>> Start

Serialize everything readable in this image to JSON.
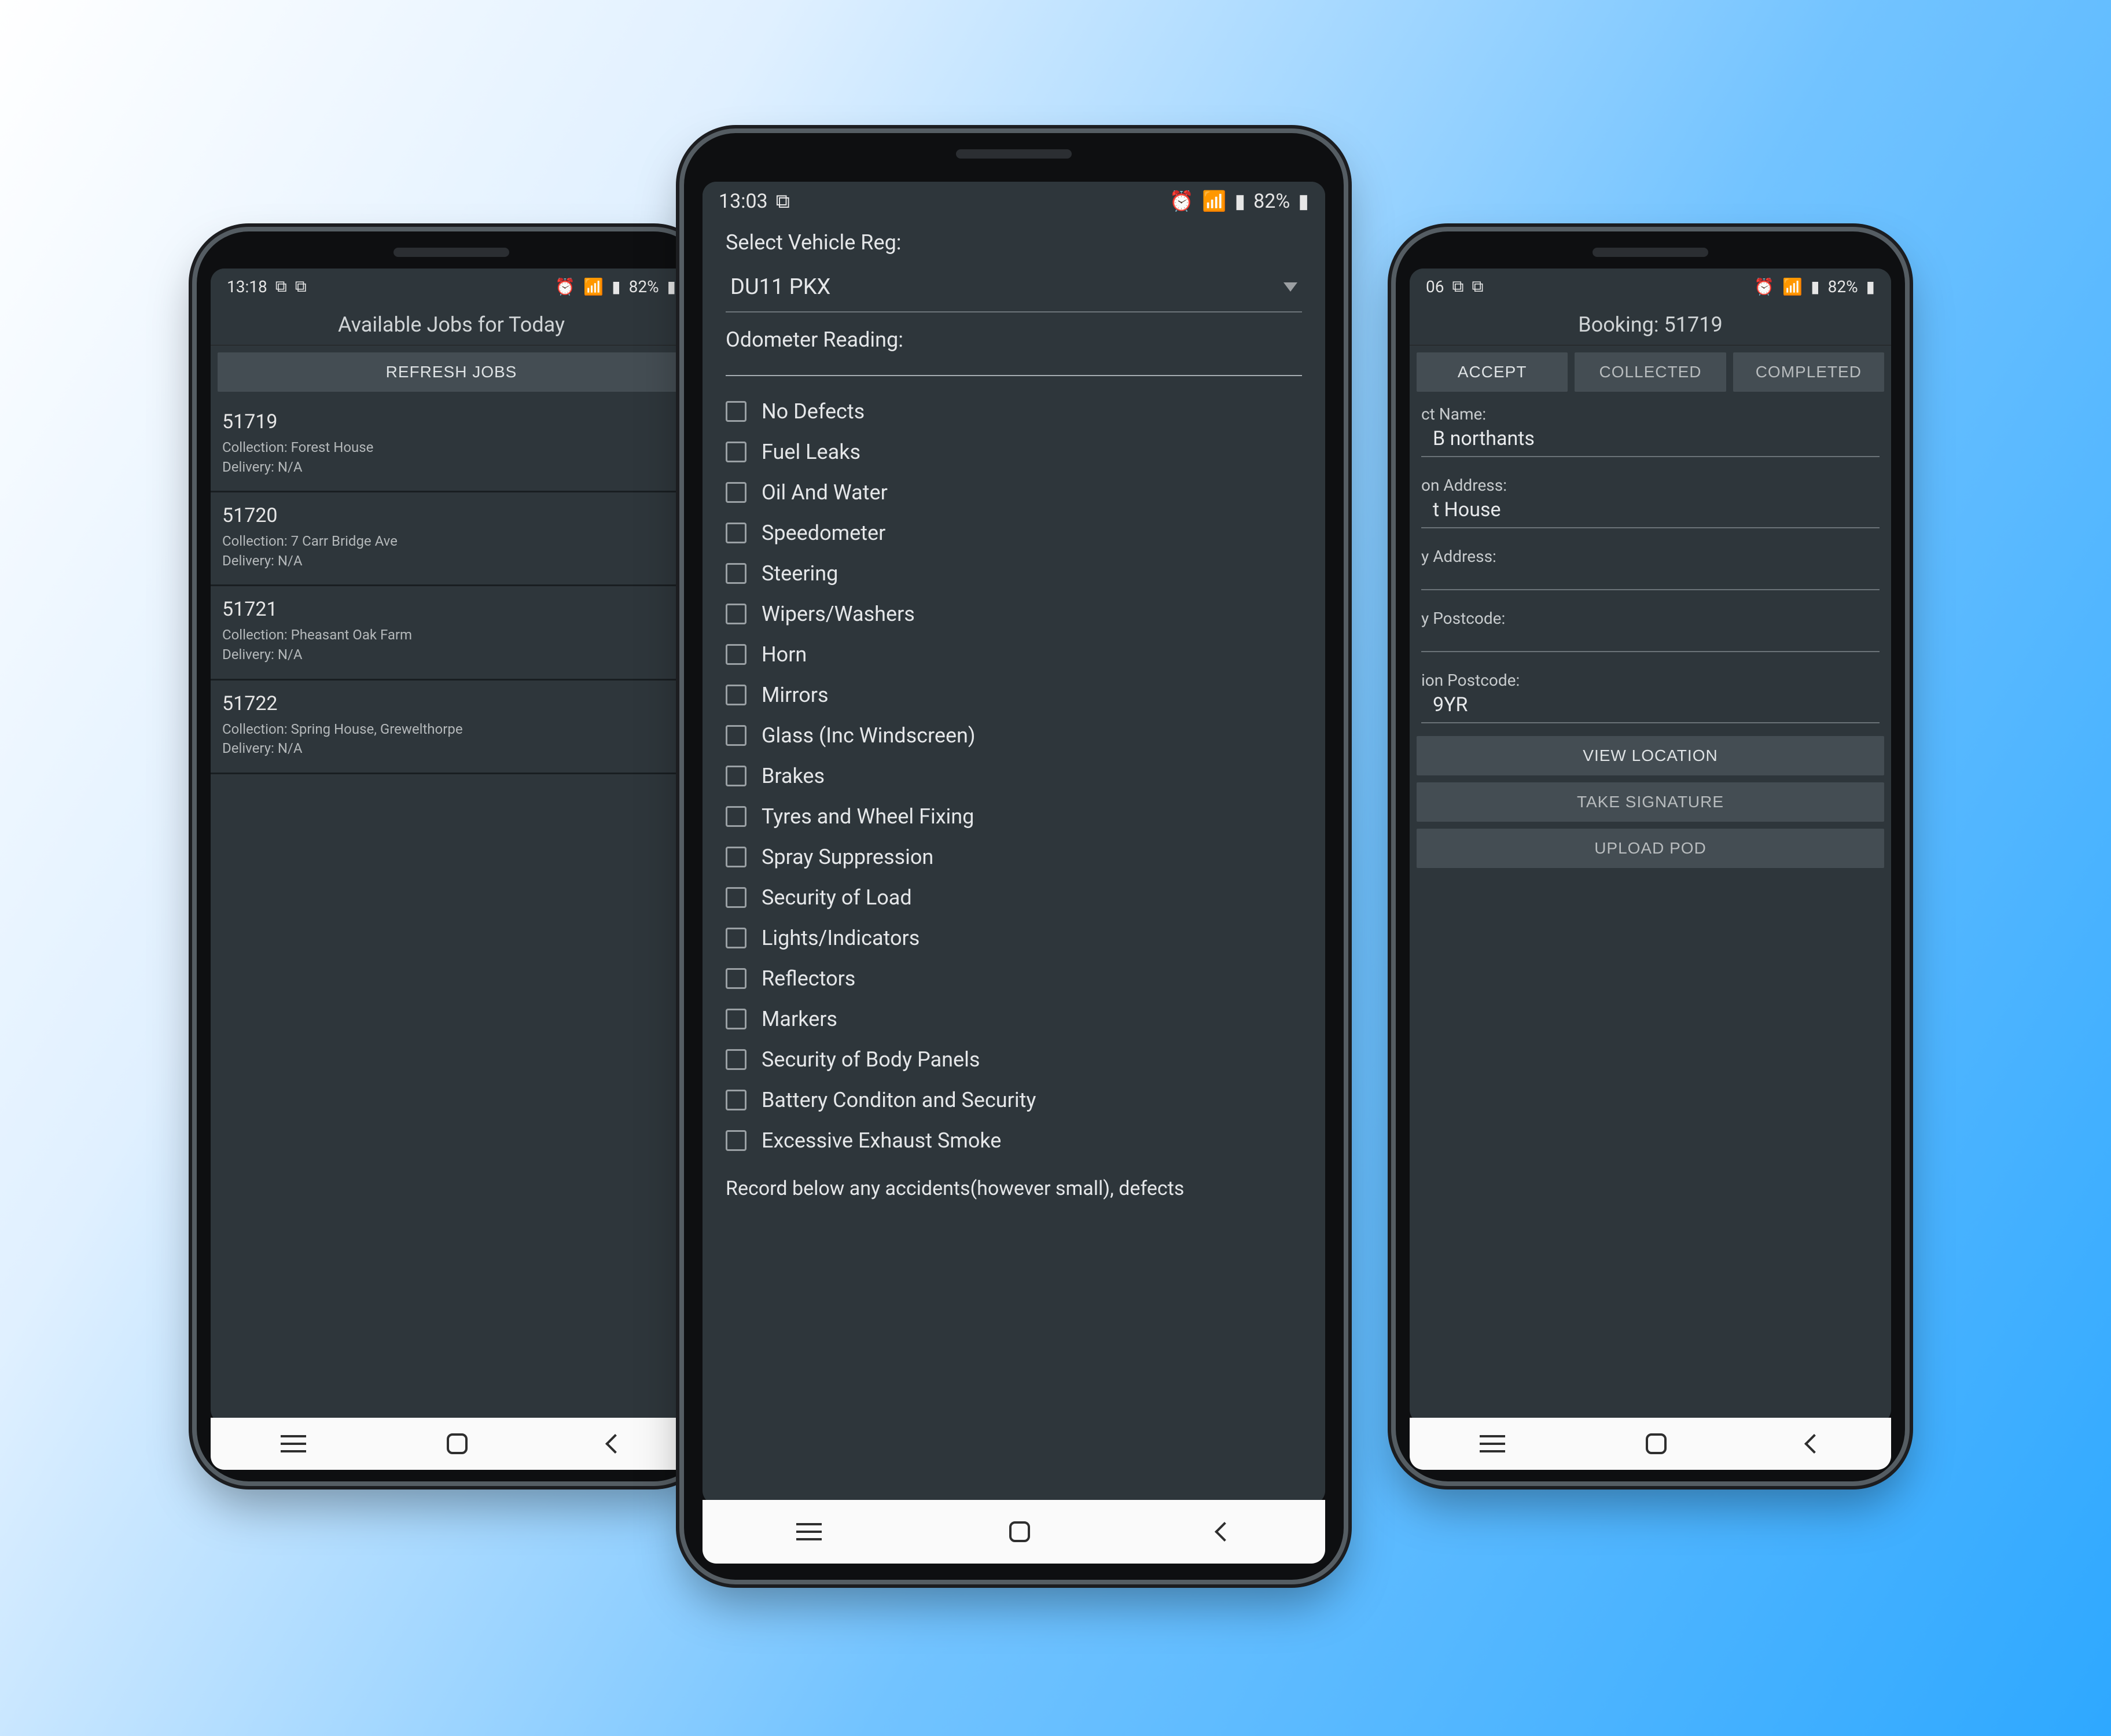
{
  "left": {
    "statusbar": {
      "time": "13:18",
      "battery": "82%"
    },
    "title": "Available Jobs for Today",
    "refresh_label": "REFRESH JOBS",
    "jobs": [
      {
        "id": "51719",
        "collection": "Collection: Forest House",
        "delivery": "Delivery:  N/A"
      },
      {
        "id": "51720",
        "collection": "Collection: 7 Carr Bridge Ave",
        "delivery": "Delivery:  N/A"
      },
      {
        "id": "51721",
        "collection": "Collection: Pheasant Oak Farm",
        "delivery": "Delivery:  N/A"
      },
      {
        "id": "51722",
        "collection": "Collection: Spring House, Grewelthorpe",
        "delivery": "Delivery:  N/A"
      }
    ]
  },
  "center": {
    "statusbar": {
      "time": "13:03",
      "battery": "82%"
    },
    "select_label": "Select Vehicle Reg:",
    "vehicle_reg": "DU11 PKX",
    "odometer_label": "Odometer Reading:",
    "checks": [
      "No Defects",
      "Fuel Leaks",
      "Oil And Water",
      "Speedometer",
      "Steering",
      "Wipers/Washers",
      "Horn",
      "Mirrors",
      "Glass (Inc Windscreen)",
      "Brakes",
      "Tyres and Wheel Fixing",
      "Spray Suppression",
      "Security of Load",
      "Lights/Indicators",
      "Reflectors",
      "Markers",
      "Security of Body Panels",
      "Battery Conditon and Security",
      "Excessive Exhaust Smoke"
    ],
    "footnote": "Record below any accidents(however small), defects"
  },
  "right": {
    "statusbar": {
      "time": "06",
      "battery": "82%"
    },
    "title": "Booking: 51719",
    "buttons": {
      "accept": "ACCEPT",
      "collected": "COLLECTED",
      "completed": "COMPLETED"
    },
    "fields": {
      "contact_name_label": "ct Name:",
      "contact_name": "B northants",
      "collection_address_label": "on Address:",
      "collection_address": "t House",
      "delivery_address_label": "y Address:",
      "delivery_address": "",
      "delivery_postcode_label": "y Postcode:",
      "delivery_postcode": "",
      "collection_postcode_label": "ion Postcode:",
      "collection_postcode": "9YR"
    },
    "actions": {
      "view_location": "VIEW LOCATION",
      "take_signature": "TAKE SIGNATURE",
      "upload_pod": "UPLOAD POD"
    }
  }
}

>> End
>> Start

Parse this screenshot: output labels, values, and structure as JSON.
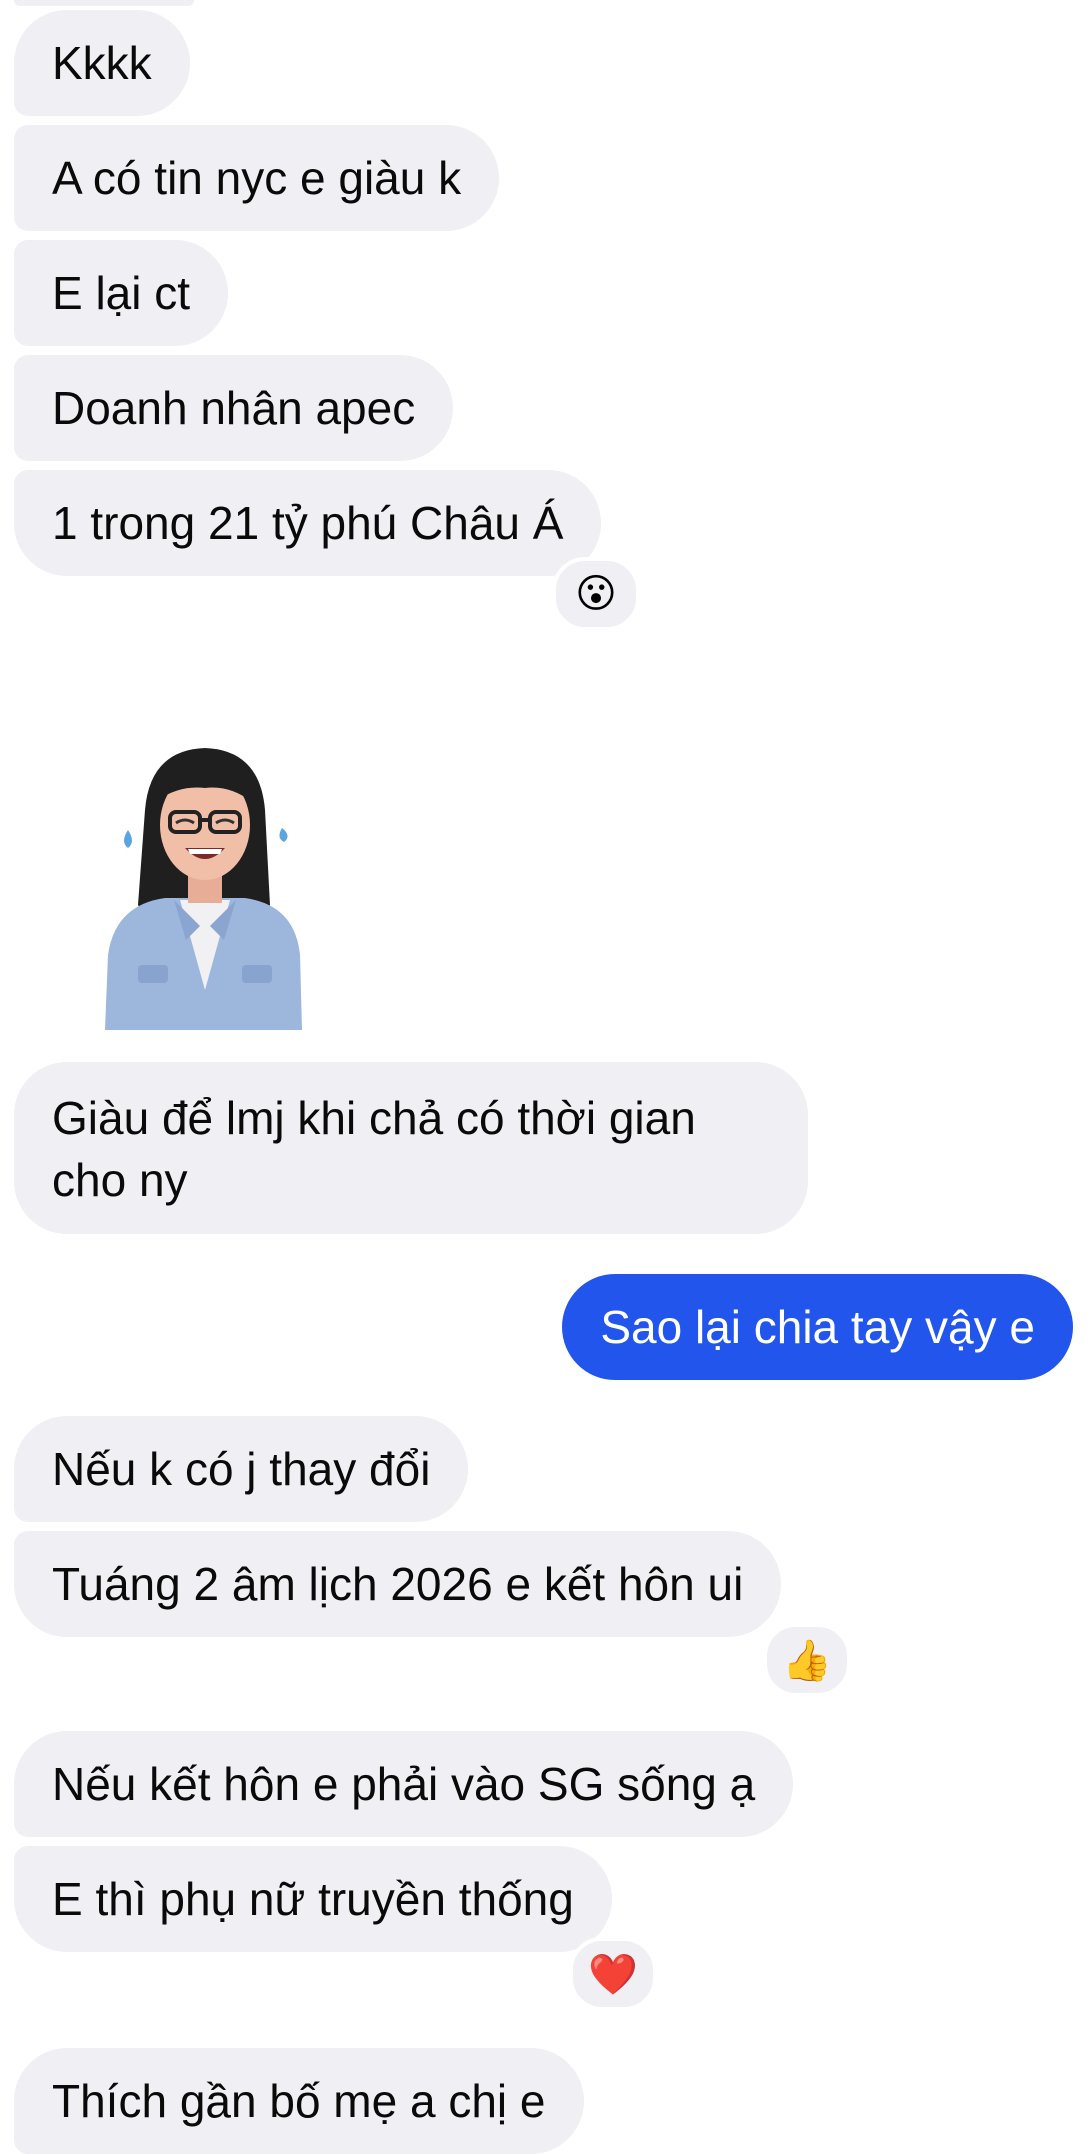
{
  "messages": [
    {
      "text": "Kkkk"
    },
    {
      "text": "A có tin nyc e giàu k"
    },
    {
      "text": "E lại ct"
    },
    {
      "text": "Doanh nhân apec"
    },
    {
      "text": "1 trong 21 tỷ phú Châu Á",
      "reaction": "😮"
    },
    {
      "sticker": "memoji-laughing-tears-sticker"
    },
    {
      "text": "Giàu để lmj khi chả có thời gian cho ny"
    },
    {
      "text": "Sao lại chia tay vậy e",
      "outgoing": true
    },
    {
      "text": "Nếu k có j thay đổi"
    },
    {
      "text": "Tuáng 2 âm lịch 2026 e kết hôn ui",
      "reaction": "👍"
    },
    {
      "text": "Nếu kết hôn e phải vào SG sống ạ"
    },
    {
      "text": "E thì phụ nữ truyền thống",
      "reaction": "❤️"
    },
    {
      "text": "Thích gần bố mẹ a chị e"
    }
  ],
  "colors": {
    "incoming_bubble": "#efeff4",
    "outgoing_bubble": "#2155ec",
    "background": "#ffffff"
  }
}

>> End
>> Start

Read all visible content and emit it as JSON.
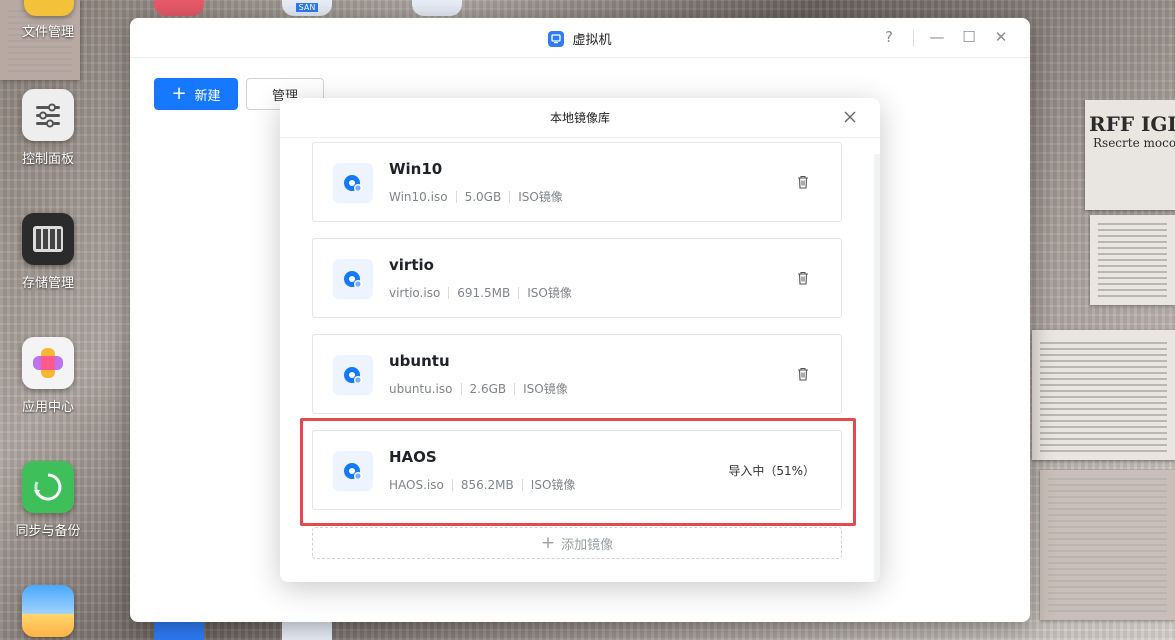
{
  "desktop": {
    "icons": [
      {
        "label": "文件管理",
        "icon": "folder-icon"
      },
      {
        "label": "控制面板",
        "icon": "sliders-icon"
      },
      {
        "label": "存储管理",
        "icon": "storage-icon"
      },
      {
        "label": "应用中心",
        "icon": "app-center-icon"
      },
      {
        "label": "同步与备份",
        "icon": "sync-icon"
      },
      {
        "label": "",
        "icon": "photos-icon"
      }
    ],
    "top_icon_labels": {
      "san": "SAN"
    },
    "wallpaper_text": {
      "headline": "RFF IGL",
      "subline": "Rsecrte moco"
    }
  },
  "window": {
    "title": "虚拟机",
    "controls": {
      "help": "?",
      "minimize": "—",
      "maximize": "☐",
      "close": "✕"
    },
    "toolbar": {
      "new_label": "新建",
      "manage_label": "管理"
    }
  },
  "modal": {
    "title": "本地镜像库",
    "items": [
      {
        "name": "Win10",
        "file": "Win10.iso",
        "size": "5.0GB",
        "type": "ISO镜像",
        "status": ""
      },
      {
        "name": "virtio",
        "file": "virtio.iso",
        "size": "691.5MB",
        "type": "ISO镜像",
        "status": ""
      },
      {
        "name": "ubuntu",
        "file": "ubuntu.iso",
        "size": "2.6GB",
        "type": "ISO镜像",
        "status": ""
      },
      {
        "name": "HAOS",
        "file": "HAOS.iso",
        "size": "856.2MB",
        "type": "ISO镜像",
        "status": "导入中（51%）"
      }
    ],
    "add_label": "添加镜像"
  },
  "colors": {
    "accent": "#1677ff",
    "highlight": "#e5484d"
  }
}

>> End

● **TASK TO CARRY OUT**: From the data above, gather every line that includes the word "House".

● **REPLY**:
        "collection": "Collection: Forest House",
        "collection": "Collection: Spring House, Grewelthorpe",
      "collection_address": "t House",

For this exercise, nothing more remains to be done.